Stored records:
--------------------------------------------------
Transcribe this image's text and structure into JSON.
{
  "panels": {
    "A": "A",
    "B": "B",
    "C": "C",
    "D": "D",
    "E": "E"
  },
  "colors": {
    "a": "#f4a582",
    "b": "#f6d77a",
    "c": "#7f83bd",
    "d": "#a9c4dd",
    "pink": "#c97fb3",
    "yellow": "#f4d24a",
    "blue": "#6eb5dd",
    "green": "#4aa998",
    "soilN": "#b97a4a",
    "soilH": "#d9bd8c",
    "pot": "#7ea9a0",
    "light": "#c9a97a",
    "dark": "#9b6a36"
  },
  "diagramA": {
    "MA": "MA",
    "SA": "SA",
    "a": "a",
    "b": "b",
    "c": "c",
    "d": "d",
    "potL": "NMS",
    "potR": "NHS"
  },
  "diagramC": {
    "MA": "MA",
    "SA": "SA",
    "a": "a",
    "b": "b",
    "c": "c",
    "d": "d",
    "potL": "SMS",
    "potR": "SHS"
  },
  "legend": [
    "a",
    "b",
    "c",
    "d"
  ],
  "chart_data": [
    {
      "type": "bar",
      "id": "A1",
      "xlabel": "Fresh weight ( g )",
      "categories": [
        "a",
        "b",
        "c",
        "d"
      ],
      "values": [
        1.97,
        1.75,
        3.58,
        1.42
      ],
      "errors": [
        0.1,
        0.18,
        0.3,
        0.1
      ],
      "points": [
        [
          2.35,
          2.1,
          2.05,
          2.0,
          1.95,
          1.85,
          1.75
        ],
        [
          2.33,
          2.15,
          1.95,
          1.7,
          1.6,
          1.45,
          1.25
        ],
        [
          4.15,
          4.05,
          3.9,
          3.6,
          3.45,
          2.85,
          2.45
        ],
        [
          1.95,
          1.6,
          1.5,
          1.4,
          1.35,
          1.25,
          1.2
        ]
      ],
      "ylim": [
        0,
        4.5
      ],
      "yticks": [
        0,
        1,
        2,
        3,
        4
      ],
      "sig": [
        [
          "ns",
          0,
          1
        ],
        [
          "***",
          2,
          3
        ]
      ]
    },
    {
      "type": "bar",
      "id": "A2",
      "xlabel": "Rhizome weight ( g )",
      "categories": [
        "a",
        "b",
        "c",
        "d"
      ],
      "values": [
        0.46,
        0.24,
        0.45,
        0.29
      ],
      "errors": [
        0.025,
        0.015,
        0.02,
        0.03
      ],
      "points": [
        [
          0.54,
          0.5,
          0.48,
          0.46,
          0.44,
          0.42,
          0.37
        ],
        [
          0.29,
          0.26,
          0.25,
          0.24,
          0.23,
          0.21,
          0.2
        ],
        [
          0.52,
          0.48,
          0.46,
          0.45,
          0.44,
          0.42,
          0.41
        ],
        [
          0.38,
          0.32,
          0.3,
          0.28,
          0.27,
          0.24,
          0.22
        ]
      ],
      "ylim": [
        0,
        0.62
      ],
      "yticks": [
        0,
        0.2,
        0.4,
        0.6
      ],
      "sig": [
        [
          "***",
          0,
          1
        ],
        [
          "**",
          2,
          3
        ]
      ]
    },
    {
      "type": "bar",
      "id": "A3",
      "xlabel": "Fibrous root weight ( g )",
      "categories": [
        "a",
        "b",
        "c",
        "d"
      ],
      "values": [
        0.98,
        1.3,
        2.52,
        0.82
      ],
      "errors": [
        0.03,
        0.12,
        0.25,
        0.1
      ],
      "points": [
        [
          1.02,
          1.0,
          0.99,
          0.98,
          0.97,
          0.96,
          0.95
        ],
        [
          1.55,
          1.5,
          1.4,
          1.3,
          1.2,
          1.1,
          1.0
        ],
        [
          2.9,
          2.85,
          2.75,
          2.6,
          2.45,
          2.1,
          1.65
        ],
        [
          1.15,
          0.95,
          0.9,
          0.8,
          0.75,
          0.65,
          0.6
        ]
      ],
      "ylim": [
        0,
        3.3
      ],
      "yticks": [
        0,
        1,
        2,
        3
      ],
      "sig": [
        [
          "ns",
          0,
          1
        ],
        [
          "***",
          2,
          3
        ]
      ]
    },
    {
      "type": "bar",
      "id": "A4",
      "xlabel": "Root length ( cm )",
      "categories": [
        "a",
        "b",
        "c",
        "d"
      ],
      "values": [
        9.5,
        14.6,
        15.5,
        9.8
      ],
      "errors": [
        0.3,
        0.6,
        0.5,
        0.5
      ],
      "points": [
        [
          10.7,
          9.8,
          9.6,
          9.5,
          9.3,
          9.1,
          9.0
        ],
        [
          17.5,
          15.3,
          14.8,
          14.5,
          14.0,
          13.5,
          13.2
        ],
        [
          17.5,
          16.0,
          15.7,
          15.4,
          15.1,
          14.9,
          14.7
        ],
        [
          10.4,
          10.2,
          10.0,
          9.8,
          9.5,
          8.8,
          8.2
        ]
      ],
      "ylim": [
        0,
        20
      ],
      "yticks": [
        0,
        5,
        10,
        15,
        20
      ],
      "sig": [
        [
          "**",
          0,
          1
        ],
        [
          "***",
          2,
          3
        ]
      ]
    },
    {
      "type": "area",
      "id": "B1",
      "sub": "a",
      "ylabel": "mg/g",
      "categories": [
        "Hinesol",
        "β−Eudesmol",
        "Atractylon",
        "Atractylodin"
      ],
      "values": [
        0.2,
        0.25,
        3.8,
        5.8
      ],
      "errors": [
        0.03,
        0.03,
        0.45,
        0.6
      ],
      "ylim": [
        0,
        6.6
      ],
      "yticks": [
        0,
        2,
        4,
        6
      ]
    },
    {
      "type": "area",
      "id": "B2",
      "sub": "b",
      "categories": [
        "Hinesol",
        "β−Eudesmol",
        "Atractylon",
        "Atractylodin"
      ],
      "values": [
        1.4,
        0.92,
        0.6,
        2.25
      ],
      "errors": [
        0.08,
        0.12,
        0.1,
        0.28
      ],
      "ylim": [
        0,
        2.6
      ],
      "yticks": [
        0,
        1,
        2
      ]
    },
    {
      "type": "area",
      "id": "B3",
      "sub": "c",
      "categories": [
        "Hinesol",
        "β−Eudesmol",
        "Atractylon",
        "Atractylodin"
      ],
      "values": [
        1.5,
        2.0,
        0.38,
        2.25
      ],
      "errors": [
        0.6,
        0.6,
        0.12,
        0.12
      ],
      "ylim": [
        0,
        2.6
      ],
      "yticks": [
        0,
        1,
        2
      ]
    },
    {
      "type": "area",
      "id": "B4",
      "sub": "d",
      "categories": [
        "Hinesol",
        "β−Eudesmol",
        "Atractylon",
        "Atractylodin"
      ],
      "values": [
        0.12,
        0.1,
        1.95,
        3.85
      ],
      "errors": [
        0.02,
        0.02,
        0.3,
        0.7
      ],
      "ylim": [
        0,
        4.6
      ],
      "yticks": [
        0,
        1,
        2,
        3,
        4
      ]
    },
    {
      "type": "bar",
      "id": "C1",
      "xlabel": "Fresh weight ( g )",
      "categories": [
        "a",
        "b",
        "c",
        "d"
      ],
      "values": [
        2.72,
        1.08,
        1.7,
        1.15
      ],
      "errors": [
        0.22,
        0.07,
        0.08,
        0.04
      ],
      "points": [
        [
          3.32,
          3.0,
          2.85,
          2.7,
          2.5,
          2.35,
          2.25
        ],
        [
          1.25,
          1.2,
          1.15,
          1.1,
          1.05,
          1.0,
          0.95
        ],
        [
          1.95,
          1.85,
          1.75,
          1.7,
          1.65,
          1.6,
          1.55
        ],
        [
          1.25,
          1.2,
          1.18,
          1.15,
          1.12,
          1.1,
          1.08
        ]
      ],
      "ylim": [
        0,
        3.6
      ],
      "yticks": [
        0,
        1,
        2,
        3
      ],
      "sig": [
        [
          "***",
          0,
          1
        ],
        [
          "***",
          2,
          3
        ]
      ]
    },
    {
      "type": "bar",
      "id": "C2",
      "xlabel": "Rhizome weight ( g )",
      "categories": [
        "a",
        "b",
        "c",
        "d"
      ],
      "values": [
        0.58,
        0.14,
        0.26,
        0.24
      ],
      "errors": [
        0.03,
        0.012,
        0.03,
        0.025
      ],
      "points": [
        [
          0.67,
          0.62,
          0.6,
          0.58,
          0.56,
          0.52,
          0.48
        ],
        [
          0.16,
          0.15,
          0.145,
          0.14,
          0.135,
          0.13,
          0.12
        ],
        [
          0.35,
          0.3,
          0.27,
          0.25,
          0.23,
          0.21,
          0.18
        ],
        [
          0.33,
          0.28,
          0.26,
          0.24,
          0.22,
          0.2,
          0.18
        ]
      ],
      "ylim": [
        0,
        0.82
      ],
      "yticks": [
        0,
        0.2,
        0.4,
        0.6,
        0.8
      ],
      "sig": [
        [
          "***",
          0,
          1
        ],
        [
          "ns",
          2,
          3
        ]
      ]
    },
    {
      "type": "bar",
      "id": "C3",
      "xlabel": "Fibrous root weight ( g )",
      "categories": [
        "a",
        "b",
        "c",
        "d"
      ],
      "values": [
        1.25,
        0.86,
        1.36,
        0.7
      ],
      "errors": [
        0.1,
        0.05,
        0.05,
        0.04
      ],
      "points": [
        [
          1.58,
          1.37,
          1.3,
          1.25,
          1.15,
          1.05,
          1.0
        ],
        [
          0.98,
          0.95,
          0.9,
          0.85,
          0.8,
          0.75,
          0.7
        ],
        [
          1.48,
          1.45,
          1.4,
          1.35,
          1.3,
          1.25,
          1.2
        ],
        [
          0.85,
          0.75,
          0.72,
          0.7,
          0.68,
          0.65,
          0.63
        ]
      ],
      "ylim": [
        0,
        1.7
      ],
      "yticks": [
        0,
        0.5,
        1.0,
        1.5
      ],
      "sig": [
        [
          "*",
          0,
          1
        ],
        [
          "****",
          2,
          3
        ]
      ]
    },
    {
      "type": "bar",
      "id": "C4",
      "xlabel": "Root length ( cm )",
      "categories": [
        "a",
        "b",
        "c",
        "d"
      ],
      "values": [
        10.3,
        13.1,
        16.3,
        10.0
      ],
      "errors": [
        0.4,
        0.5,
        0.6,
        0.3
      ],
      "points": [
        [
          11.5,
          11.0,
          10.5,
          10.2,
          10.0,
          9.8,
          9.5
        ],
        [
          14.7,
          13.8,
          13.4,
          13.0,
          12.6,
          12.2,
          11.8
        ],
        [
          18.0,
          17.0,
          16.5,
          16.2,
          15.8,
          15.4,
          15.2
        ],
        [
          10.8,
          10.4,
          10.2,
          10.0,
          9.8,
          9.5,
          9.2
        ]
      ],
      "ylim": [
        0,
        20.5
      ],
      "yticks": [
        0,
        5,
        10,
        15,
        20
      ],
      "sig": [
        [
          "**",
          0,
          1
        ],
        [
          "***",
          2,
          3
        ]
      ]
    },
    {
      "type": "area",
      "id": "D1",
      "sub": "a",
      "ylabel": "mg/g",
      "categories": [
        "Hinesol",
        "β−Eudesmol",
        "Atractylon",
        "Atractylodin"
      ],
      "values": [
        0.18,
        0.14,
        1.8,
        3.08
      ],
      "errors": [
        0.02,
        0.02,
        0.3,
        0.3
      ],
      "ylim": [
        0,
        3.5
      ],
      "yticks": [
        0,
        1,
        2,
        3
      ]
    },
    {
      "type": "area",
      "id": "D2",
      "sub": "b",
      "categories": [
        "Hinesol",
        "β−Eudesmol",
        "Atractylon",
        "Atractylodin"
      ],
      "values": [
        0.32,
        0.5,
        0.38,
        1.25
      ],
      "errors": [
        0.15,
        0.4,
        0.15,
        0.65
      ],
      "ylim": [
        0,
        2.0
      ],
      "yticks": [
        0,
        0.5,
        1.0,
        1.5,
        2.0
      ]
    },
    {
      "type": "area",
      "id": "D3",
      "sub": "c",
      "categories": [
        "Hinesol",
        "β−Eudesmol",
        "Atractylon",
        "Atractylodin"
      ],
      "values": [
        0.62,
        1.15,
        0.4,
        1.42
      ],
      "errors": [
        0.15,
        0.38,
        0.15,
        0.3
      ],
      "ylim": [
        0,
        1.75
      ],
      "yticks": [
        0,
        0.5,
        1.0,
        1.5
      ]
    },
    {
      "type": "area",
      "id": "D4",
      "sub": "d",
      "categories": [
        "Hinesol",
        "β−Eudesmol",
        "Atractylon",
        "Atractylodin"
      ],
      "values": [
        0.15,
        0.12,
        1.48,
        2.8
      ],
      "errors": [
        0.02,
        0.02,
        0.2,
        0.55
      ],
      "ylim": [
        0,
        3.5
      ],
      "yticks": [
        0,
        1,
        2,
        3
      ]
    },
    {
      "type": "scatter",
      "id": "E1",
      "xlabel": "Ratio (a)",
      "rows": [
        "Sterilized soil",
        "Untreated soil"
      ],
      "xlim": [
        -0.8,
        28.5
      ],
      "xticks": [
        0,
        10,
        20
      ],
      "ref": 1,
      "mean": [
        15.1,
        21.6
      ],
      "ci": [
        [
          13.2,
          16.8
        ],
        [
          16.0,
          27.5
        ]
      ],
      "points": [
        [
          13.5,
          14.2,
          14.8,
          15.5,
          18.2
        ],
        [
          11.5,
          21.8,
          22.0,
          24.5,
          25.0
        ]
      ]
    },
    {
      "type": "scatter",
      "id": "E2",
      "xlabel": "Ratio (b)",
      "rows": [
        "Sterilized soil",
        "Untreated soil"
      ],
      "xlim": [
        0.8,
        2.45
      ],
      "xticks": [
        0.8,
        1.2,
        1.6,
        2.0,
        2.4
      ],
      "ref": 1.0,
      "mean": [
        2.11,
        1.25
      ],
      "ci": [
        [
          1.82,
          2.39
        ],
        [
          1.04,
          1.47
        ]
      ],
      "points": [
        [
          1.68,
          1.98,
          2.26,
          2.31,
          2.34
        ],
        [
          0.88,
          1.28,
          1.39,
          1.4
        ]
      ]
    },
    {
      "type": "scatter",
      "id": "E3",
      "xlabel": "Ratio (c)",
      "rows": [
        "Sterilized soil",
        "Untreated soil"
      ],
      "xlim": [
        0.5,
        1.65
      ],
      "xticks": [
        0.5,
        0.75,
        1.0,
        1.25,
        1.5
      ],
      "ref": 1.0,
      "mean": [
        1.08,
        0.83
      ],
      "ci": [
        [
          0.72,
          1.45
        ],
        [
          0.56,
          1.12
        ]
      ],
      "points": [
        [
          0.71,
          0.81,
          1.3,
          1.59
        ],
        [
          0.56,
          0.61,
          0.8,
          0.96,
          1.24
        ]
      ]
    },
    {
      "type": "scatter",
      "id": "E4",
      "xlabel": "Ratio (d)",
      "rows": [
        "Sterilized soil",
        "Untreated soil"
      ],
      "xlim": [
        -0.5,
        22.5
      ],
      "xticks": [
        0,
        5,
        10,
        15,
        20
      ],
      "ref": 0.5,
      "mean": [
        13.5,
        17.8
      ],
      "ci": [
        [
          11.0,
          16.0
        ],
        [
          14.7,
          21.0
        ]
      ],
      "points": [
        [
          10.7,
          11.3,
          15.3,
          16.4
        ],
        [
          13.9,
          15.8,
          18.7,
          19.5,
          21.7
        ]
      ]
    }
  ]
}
--------------------------------------------------
● **What you will do**: Pick out every line above that holds the word "Ratio" and copy it.

● **Result of this exercise**:
      "xlabel": "Ratio (a)",
      "xlabel": "Ratio (b)",
      "xlabel": "Ratio (c)",
      "xlabel": "Ratio (d)",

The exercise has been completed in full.